## START

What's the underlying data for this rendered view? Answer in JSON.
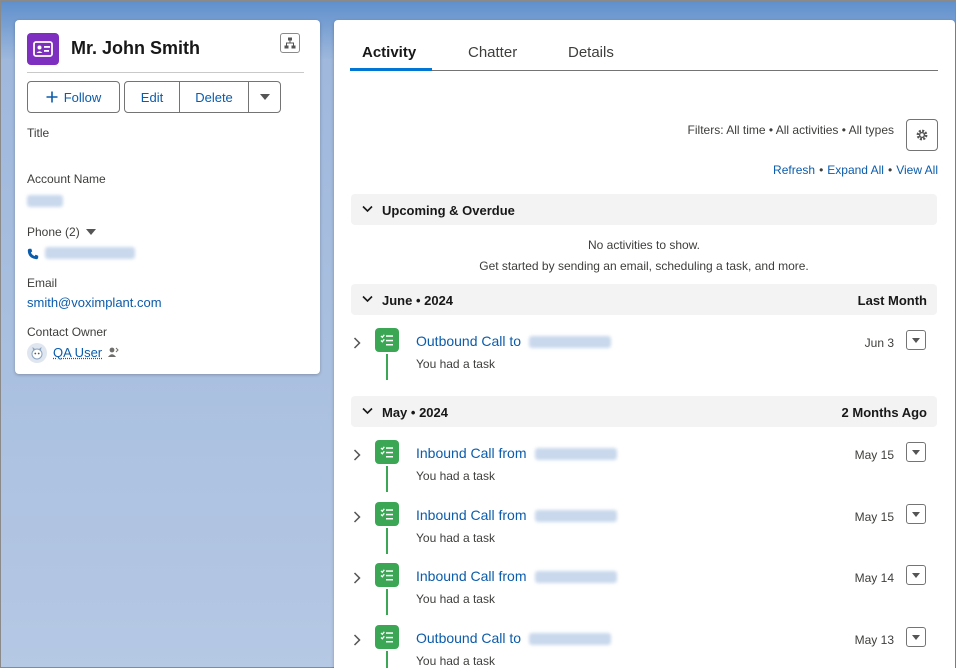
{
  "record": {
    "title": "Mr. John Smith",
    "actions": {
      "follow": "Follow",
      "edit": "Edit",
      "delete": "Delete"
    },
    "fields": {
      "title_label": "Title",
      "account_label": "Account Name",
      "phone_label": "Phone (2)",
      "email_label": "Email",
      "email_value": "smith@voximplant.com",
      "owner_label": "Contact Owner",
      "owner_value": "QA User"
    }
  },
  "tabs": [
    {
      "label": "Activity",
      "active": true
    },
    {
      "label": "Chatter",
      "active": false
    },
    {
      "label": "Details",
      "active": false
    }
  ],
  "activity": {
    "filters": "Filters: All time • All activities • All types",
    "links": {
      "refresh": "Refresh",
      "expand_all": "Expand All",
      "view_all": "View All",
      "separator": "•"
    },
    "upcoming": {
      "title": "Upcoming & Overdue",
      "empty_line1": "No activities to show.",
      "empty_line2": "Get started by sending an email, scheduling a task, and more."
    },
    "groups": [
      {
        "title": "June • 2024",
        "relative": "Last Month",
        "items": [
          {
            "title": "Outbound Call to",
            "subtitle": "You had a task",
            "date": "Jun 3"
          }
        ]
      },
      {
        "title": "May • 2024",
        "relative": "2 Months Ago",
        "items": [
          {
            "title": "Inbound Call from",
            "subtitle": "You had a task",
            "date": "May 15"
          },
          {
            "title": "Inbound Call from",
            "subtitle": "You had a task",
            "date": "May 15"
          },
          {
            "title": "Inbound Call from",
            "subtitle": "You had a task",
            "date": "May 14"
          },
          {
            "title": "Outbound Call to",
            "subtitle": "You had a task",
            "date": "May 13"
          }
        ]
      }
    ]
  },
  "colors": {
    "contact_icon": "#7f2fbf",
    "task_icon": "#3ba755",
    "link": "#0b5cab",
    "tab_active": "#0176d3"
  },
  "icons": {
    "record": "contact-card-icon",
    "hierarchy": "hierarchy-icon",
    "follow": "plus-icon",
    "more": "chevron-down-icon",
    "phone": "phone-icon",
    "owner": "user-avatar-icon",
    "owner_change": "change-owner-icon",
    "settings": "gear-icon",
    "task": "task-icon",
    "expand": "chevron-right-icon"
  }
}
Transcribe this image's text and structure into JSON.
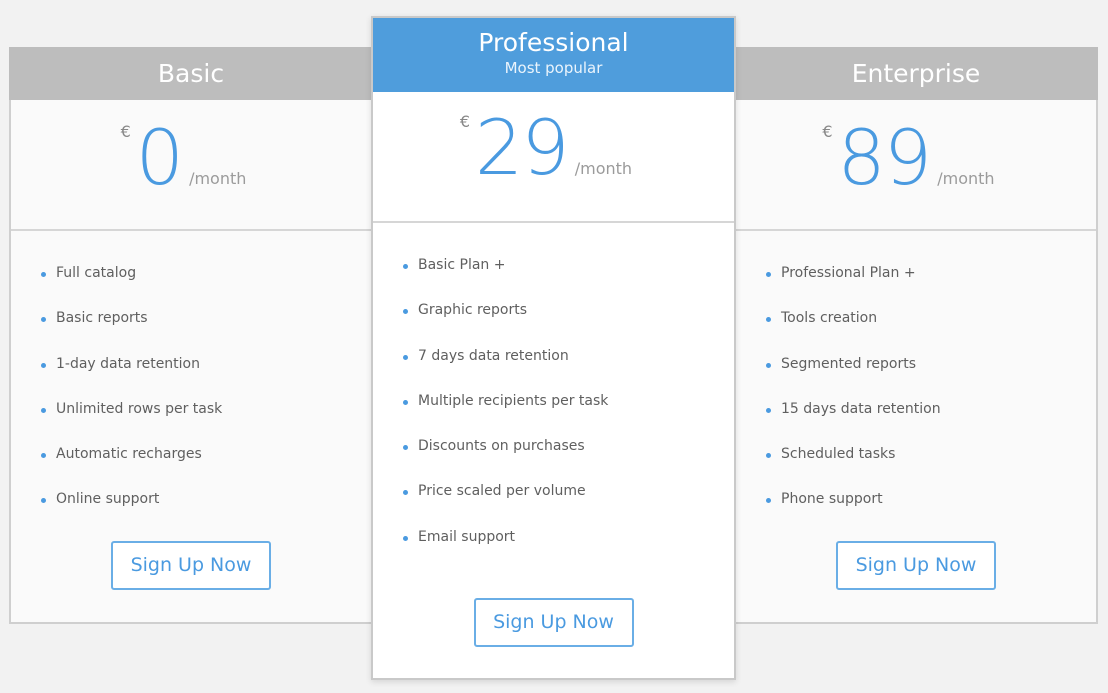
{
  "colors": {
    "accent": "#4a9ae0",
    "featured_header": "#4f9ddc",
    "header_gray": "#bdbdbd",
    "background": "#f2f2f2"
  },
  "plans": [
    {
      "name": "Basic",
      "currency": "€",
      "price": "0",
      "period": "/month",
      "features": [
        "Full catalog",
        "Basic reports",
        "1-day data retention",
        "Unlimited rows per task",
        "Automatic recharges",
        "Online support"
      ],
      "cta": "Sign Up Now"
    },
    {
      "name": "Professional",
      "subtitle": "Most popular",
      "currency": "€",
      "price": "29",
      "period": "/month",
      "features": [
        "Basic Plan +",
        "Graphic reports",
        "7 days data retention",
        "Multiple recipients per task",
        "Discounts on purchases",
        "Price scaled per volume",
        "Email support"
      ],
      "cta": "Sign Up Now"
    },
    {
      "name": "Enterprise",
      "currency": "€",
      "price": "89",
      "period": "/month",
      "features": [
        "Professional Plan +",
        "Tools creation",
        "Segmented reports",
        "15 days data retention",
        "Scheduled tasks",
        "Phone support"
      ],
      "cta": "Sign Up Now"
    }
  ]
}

## END
## START

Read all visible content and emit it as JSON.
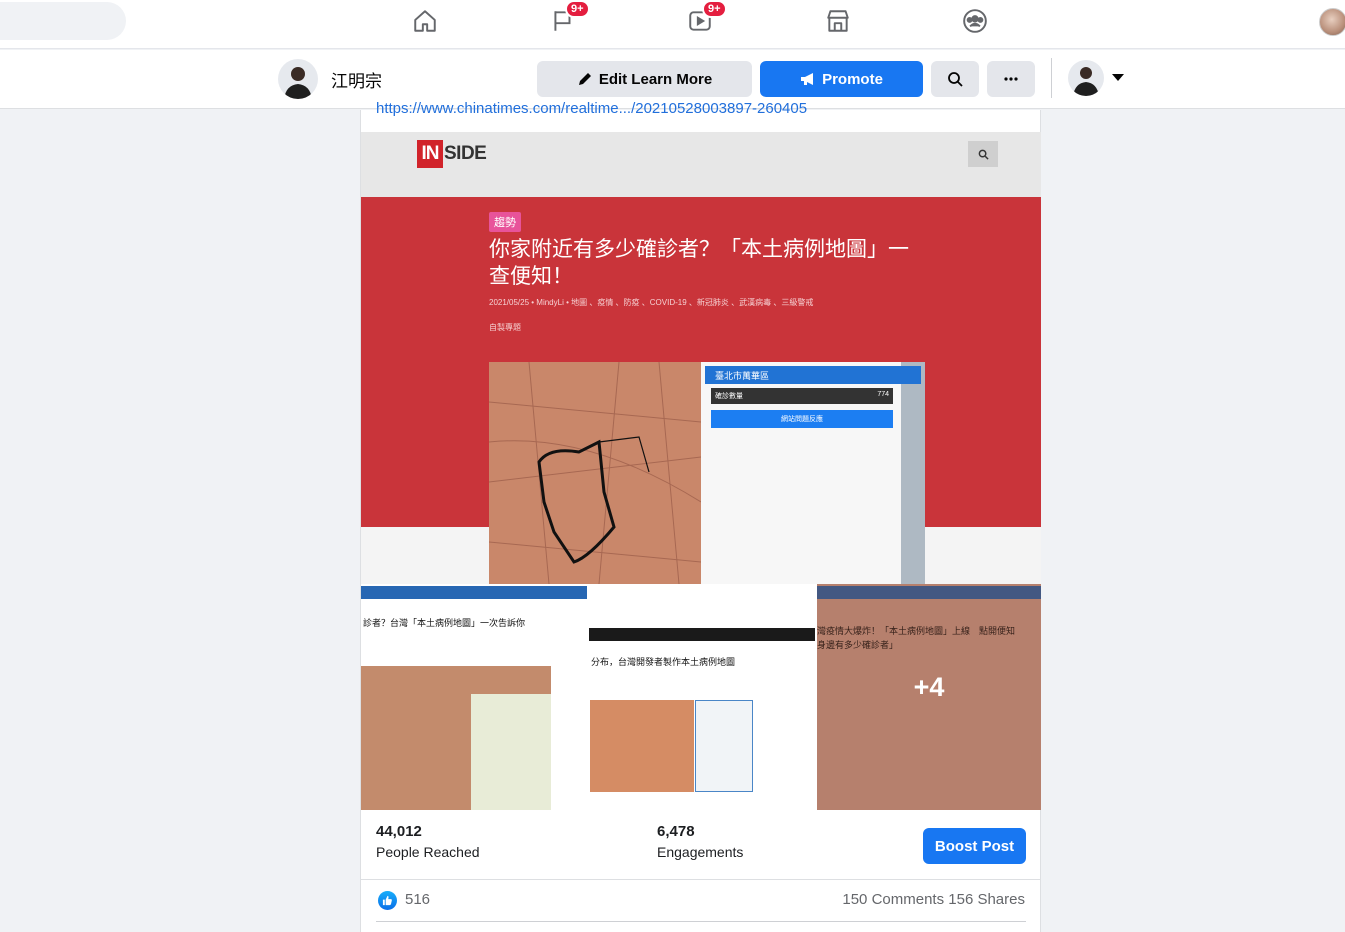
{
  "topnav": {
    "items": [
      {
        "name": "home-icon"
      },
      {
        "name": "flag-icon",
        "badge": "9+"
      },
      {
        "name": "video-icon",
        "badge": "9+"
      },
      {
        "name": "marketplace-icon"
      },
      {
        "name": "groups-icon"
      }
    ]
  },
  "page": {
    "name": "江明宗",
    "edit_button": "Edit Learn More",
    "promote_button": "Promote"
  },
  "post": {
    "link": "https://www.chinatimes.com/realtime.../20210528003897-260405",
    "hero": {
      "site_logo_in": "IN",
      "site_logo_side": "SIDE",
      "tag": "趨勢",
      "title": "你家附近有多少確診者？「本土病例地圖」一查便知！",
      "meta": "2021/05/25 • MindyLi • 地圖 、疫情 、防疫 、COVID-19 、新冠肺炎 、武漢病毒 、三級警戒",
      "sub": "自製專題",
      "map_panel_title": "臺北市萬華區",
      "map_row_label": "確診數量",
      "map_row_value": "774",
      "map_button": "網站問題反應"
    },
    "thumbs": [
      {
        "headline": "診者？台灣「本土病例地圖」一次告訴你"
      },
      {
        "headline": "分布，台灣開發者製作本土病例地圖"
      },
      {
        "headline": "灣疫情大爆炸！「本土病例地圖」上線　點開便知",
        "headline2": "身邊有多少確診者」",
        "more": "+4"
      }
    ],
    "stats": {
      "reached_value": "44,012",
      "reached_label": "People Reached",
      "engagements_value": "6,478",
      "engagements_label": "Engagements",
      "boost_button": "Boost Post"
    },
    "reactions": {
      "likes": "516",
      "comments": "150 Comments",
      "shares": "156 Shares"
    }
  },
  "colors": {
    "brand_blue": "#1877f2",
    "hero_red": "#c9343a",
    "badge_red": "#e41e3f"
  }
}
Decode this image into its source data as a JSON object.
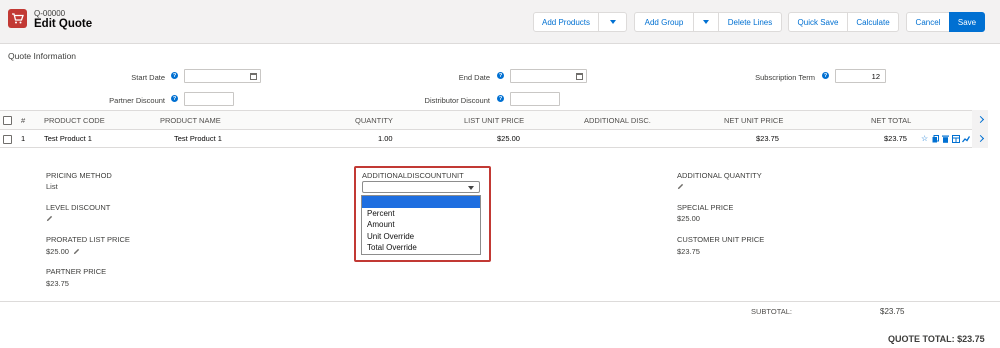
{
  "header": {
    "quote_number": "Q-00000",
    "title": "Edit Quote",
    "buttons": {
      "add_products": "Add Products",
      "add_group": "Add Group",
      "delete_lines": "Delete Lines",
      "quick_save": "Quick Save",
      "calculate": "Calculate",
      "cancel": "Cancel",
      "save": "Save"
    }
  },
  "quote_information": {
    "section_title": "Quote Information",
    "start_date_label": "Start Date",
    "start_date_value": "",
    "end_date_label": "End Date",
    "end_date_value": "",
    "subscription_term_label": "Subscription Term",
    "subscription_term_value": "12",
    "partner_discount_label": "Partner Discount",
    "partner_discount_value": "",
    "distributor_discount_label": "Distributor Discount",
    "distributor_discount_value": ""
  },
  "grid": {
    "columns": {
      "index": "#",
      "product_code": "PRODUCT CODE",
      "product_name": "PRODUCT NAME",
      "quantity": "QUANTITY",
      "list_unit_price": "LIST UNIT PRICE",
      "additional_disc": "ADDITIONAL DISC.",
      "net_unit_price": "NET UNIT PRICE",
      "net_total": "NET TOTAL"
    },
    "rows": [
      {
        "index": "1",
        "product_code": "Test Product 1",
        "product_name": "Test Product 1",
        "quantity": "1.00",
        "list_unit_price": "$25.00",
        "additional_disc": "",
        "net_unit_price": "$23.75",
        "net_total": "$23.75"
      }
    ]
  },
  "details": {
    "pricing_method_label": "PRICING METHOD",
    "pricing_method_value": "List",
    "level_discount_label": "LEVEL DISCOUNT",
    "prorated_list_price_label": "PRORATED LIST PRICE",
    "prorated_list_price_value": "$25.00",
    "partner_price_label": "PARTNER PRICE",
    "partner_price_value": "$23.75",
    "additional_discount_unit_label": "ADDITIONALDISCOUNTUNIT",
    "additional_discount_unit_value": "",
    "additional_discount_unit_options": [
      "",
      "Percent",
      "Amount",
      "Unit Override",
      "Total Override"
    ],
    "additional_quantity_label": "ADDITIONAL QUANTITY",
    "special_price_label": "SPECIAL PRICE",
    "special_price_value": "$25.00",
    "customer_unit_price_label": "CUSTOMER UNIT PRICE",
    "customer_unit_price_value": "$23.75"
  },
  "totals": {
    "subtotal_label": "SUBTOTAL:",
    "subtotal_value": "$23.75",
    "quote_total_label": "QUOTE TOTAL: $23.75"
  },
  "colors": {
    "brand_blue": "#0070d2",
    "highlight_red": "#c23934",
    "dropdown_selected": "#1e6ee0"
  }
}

## END
## START

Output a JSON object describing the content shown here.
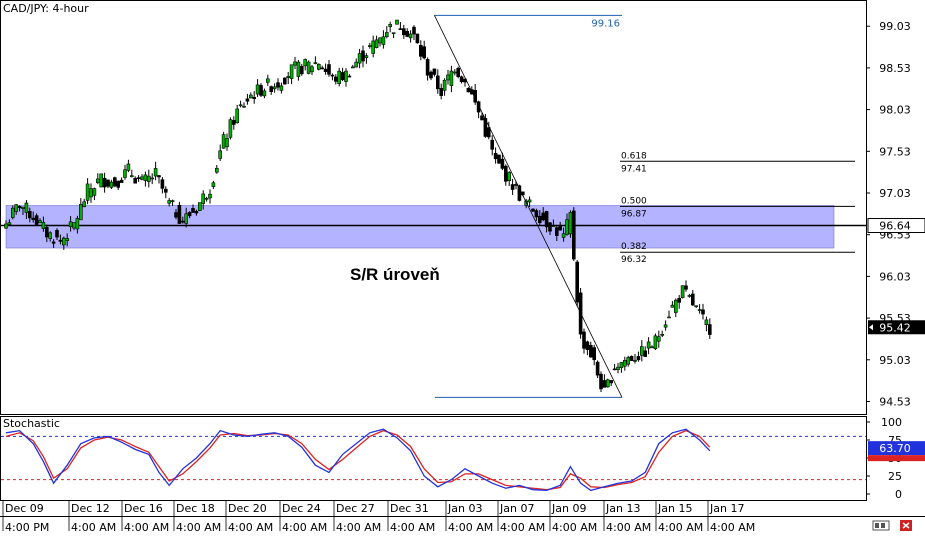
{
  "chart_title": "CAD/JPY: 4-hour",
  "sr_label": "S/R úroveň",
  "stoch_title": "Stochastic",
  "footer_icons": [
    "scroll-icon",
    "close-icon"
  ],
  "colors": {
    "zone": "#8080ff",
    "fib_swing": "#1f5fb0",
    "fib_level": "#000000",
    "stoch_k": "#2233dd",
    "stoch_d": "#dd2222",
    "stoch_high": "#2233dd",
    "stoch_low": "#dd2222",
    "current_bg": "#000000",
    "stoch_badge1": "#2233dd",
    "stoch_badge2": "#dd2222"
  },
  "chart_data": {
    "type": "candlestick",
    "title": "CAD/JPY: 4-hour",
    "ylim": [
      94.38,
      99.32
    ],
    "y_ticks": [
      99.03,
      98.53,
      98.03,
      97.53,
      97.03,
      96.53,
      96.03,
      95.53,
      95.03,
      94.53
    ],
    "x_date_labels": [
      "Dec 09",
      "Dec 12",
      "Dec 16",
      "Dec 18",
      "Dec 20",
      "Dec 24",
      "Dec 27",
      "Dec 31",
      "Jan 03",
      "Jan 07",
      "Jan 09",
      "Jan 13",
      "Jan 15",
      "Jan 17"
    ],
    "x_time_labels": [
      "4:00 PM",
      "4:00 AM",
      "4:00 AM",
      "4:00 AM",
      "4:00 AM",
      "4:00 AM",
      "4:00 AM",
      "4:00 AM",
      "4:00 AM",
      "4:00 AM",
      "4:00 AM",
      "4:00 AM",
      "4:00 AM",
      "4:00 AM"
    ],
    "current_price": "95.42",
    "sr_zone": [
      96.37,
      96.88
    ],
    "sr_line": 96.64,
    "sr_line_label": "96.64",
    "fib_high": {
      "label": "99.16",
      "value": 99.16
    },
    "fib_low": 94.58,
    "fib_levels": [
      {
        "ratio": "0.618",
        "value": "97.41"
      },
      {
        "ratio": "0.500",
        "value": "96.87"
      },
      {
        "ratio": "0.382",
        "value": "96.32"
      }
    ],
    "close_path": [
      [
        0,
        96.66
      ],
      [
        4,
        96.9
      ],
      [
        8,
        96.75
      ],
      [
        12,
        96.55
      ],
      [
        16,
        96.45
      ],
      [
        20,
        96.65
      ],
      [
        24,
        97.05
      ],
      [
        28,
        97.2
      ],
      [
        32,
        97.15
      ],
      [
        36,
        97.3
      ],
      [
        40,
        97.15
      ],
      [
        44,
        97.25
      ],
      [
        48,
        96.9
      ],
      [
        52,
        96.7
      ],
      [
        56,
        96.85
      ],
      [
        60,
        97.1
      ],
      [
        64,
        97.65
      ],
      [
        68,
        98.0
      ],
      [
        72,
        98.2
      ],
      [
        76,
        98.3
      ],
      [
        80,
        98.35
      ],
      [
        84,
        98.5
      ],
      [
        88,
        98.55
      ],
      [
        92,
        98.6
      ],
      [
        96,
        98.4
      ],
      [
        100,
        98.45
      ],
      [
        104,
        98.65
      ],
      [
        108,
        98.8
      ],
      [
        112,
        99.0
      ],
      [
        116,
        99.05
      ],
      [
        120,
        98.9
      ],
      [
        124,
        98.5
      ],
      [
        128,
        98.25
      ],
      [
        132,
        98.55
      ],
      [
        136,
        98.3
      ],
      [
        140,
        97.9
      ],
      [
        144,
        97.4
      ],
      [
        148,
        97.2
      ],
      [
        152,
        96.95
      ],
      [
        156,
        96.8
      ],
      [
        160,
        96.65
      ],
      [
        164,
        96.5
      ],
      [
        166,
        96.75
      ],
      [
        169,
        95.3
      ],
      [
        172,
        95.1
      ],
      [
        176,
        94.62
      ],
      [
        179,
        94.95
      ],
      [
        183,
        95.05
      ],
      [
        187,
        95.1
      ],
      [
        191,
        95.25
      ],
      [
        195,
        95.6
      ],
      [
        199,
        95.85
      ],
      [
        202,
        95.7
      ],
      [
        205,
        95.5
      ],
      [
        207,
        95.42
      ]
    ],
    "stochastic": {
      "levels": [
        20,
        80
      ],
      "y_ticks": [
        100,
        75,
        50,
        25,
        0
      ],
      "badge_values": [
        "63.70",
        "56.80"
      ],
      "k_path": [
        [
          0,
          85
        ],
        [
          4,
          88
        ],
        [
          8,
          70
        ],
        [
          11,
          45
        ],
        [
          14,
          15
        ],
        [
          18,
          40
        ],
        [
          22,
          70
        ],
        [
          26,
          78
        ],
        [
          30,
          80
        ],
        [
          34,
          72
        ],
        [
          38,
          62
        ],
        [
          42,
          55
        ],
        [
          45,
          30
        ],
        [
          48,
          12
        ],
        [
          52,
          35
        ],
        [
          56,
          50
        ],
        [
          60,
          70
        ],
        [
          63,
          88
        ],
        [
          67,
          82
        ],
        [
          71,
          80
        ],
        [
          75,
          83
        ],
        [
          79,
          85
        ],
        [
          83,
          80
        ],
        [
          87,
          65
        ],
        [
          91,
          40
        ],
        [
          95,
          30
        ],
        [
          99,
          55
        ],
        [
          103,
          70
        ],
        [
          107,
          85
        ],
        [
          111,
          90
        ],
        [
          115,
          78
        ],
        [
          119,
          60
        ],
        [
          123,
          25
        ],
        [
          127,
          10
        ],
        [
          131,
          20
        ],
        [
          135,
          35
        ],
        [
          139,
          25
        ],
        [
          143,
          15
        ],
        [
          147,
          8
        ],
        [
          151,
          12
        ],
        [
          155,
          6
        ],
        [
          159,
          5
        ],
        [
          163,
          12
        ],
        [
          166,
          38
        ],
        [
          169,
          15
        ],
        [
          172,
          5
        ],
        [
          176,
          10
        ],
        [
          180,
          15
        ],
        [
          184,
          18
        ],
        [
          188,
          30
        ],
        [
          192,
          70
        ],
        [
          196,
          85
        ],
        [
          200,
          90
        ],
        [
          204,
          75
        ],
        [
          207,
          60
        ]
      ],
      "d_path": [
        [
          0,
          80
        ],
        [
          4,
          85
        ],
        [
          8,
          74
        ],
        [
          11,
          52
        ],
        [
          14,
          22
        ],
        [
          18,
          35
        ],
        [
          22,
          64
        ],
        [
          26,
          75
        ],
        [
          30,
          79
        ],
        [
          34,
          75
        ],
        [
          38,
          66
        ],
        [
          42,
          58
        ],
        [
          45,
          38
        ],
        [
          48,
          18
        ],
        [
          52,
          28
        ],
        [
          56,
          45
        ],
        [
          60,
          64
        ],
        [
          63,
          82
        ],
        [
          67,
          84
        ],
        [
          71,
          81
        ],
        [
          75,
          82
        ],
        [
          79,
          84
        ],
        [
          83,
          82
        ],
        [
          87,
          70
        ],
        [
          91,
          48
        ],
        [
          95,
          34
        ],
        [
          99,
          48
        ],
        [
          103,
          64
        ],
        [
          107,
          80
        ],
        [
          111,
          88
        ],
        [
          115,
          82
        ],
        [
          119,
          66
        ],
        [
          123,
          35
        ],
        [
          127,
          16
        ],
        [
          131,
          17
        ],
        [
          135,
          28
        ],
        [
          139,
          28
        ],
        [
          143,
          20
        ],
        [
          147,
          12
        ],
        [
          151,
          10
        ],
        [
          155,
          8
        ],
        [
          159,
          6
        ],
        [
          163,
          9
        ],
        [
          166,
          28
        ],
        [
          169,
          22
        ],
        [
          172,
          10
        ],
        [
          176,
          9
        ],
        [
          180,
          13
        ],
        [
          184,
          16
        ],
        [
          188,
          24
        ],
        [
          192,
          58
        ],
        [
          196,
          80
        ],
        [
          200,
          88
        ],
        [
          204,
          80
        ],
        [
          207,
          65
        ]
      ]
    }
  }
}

## END

What to produce: From the entries, report each line that includes the word "JSON".

Solution for this problem:
What's the underlying data for this rendered view? Answer in JSON.
Transcribe this image's text and structure into JSON.
Read all visible content and emit it as JSON.
Decode this image into its source data as a JSON object.
Output a JSON object describing the content shown here.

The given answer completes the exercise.